--- Directions for this task ---
Extract the full set of records that follows, word for word.

--- Collection entries ---

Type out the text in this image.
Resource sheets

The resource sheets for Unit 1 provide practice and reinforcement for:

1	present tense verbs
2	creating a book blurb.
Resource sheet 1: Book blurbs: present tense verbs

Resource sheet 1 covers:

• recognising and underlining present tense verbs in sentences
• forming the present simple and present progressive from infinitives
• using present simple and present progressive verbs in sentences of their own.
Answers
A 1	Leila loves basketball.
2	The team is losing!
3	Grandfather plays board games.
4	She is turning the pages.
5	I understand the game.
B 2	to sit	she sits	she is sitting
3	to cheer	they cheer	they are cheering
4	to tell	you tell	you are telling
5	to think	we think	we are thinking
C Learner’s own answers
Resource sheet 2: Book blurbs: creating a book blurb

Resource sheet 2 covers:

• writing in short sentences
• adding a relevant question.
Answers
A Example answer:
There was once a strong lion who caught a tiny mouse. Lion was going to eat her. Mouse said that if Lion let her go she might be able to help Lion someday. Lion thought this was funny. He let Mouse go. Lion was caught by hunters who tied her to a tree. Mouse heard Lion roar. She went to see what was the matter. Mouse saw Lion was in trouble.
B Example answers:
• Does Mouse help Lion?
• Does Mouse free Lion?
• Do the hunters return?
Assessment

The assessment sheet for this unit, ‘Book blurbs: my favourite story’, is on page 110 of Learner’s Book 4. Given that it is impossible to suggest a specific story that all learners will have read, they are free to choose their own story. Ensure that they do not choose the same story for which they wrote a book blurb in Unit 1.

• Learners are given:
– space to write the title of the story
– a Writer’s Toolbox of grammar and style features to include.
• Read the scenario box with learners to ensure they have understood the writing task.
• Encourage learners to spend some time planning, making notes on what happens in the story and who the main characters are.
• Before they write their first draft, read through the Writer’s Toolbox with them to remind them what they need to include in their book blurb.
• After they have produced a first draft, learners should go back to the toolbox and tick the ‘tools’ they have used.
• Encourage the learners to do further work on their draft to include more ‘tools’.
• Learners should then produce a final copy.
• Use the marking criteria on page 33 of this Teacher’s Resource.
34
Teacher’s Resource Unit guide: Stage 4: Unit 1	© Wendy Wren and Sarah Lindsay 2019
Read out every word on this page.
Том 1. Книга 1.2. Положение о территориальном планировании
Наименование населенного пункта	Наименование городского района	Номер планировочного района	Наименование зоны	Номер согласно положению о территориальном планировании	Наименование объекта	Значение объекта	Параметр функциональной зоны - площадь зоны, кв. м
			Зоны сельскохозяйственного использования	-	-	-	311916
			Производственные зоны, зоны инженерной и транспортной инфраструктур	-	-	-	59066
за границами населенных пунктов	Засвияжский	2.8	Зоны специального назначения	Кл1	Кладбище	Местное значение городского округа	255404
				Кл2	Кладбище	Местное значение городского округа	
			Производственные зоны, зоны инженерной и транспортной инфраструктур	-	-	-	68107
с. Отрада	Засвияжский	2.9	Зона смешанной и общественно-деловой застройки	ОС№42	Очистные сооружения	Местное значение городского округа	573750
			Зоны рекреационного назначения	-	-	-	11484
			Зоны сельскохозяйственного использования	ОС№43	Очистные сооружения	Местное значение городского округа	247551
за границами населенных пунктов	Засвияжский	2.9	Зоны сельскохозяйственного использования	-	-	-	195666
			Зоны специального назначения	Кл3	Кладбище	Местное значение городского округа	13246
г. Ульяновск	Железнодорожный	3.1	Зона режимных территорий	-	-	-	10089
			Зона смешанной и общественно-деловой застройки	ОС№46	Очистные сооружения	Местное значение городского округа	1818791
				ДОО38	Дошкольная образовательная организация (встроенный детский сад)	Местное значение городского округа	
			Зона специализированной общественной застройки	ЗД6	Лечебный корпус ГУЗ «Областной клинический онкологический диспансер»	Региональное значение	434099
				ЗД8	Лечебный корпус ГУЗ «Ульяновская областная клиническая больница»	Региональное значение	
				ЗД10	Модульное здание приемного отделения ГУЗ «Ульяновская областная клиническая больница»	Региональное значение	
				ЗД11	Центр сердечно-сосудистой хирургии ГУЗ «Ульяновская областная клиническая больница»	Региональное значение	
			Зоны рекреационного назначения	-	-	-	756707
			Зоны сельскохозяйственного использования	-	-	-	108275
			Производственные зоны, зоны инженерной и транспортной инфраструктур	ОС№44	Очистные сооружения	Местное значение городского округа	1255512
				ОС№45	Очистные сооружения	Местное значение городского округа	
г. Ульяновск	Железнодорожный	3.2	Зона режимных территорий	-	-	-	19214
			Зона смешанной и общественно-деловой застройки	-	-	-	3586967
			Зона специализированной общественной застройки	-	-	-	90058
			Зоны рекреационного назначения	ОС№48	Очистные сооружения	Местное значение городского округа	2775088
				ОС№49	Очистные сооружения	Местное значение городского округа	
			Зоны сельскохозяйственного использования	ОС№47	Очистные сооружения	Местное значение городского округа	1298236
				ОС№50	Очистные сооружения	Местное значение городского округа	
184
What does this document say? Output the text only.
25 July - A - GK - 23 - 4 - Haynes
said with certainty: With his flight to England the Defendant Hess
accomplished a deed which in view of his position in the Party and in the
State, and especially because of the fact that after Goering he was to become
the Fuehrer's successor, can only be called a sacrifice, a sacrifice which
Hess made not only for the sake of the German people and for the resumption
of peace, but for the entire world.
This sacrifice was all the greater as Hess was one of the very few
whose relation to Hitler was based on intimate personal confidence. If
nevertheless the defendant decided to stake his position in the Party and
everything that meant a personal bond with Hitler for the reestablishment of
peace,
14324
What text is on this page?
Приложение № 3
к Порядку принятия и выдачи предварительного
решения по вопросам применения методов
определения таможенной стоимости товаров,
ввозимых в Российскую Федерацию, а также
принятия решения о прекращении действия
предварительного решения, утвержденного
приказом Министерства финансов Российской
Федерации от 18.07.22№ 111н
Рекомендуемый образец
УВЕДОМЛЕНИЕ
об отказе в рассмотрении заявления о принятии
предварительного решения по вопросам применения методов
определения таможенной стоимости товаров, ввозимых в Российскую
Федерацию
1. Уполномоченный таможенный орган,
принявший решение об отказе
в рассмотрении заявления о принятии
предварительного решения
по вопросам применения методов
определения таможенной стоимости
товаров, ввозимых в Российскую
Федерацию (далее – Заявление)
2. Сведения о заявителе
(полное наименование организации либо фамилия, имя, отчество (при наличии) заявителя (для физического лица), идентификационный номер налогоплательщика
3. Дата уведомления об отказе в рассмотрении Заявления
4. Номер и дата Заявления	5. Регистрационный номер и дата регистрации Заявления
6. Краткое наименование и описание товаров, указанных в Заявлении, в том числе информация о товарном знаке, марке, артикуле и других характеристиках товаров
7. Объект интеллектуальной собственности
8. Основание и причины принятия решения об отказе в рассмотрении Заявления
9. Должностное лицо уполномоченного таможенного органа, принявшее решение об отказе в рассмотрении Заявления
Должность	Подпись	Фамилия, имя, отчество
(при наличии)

--- Exercise output ---
Type out the text in this image.
Resource sheets

The resource sheets for Unit 1 provide practice and reinforcement for:

1	present tense verbs
2	creating a book blurb.
Resource sheet 1: Book blurbs: present tense verbs

Resource sheet 1 covers:

• recognising and underlining present tense verbs in sentences
• forming the present simple and present progressive from infinitives
• using present simple and present progressive verbs in sentences of their own.
Answers
A 1	Leila loves basketball.
2	The team is losing!
3	Grandfather plays board games.
4	She is turning the pages.
5	I understand the game.
B 2	to sit	she sits	she is sitting
3	to cheer	they cheer	they are cheering
4	to tell	you tell	you are telling
5	to think	we think	we are thinking
C Learner’s own answers
Resource sheet 2: Book blurbs: creating a book blurb

Resource sheet 2 covers:

• writing in short sentences
• adding a relevant question.
Answers
A Example answer:
There was once a strong lion who caught a tiny mouse. Lion was going to eat her. Mouse said that if Lion let her go she might be able to help Lion someday. Lion thought this was funny. He let Mouse go. Lion was caught by hunters who tied her to a tree. Mouse heard Lion roar. She went to see what was the matter. Mouse saw Lion was in trouble.
B Example answers:
• Does Mouse help Lion?
• Does Mouse free Lion?
• Do the hunters return?
Assessment

The assessment sheet for this unit, ‘Book blurbs: my favourite story’, is on page 110 of Learner’s Book 4. Given that it is impossible to suggest a specific story that all learners will have read, they are free to choose their own story. Ensure that they do not choose the same story for which they wrote a book blurb in Unit 1.

• Learners are given:
– space to write the title of the story
– a Writer’s Toolbox of grammar and style features to include.
• Read the scenario box with learners to ensure they have understood the writing task.
• Encourage learners to spend some time planning, making notes on what happens in the story and who the main characters are.
• Before they write their first draft, read through the Writer’s Toolbox with them to remind them what they need to include in their book blurb.
• After they have produced a first draft, learners should go back to the toolbox and tick the ‘tools’ they have used.
• Encourage the learners to do further work on their draft to include more ‘tools’.
• Learners should then produce a final copy.
• Use the marking criteria on page 33 of this Teacher’s Resource.
34
Teacher’s Resource Unit guide: Stage 4: Unit 1	© Wendy Wren and Sarah Lindsay 2019
Read out every word on this page.
Том 1. Книга 1.2. Положение о территориальном планировании
Наименование населенного пункта	Наименование городского района	Номер планировочного района	Наименование зоны	Номер согласно положению о территориальном планировании	Наименование объекта	Значение объекта	Параметр функциональной зоны - площадь зоны, кв. м
			Зоны сельскохозяйственного использования	-	-	-	311916
			Производственные зоны, зоны инженерной и транспортной инфраструктур	-	-	-	59066
за границами населенных пунктов	Засвияжский	2.8	Зоны специального назначения	Кл1	Кладбище	Местное значение городского округа	255404
				Кл2	Кладбище	Местное значение городского округа	
			Производственные зоны, зоны инженерной и транспортной инфраструктур	-	-	-	68107
с. Отрада	Засвияжский	2.9	Зона смешанной и общественно-деловой застройки	ОС№42	Очистные сооружения	Местное значение городского округа	573750
			Зоны рекреационного назначения	-	-	-	11484
			Зоны сельскохозяйственного использования	ОС№43	Очистные сооружения	Местное значение городского округа	247551
за границами населенных пунктов	Засвияжский	2.9	Зоны сельскохозяйственного использования	-	-	-	195666
			Зоны специального назначения	Кл3	Кладбище	Местное значение городского округа	13246
г. Ульяновск	Железнодорожный	3.1	Зона режимных территорий	-	-	-	10089
			Зона смешанной и общественно-деловой застройки	ОС№46	Очистные сооружения	Местное значение городского округа	1818791
				ДОО38	Дошкольная образовательная организация (встроенный детский сад)	Местное значение городского округа	
			Зона специализированной общественной застройки	ЗД6	Лечебный корпус ГУЗ «Областной клинический онкологический диспансер»	Региональное значение	434099
				ЗД8	Лечебный корпус ГУЗ «Ульяновская областная клиническая больница»	Региональное значение	
				ЗД10	Модульное здание приемного отделения ГУЗ «Ульяновская областная клиническая больница»	Региональное значение	
				ЗД11	Центр сердечно-сосудистой хирургии ГУЗ «Ульяновская областная клиническая больница»	Региональное значение	
			Зоны рекреационного назначения	-	-	-	756707
			Зоны сельскохозяйственного использования	-	-	-	108275
			Производственные зоны, зоны инженерной и транспортной инфраструктур	ОС№44	Очистные сооружения	Местное значение городского округа	1255512
				ОС№45	Очистные сооружения	Местное значение городского округа	
г. Ульяновск	Железнодорожный	3.2	Зона режимных территорий	-	-	-	19214
			Зона смешанной и общественно-деловой застройки	-	-	-	3586967
			Зона специализированной общественной застройки	-	-	-	90058
			Зоны рекреационного назначения	ОС№48	Очистные сооружения	Местное значение городского округа	2775088
				ОС№49	Очистные сооружения	Местное значение городского округа	
			Зоны сельскохозяйственного использования	ОС№47	Очистные сооружения	Местное значение городского округа	1298236
				ОС№50	Очистные сооружения	Местное значение городского округа	
184
What does this document say? Output the text only.
25 July - A - GK - 23 - 4 - Haynes
said with certainty: With his flight to England the Defendant Hess
accomplished a deed which in view of his position in the Party and in the
State, and especially because of the fact that after Goering he was to become
the Fuehrer's successor, can only be called a sacrifice, a sacrifice which
Hess made not only for the sake of the German people and for the resumption
of peace, but for the entire world.
This sacrifice was all the greater as Hess was one of the very few
whose relation to Hitler was based on intimate personal confidence. If
nevertheless the defendant decided to stake his position in the Party and
everything that meant a personal bond with Hitler for the reestablishment of
peace,
14324
What text is on this page?
Приложение № 3
к Порядку принятия и выдачи предварительного
решения по вопросам применения методов
определения таможенной стоимости товаров,
ввозимых в Российскую Федерацию, а также
принятия решения о прекращении действия
предварительного решения, утвержденного
приказом Министерства финансов Российской
Федерации от 18.07.22№ 111н
Рекомендуемый образец
УВЕДОМЛЕНИЕ
об отказе в рассмотрении заявления о принятии
предварительного решения по вопросам применения методов
определения таможенной стоимости товаров, ввозимых в Российскую
Федерацию
1. Уполномоченный таможенный орган,
принявший решение об отказе
в рассмотрении заявления о принятии
предварительного решения
по вопросам применения методов
определения таможенной стоимости
товаров, ввозимых в Российскую
Федерацию (далее – Заявление)
2. Сведения о заявителе
(полное наименование организации либо фамилия, имя, отчество (при наличии) заявителя (для физического лица), идентификационный номер налогоплательщика
3. Дата уведомления об отказе в рассмотрении Заявления
4. Номер и дата Заявления	5. Регистрационный номер и дата регистрации Заявления
6. Краткое наименование и описание товаров, указанных в Заявлении, в том числе информация о товарном знаке, марке, артикуле и других характеристиках товаров
7. Объект интеллектуальной собственности
8. Основание и причины принятия решения об отказе в рассмотрении Заявления
9. Должностное лицо уполномоченного таможенного органа, принявшее решение об отказе в рассмотрении Заявления
Должность	Подпись	Фамилия, имя, отчество
(при наличии)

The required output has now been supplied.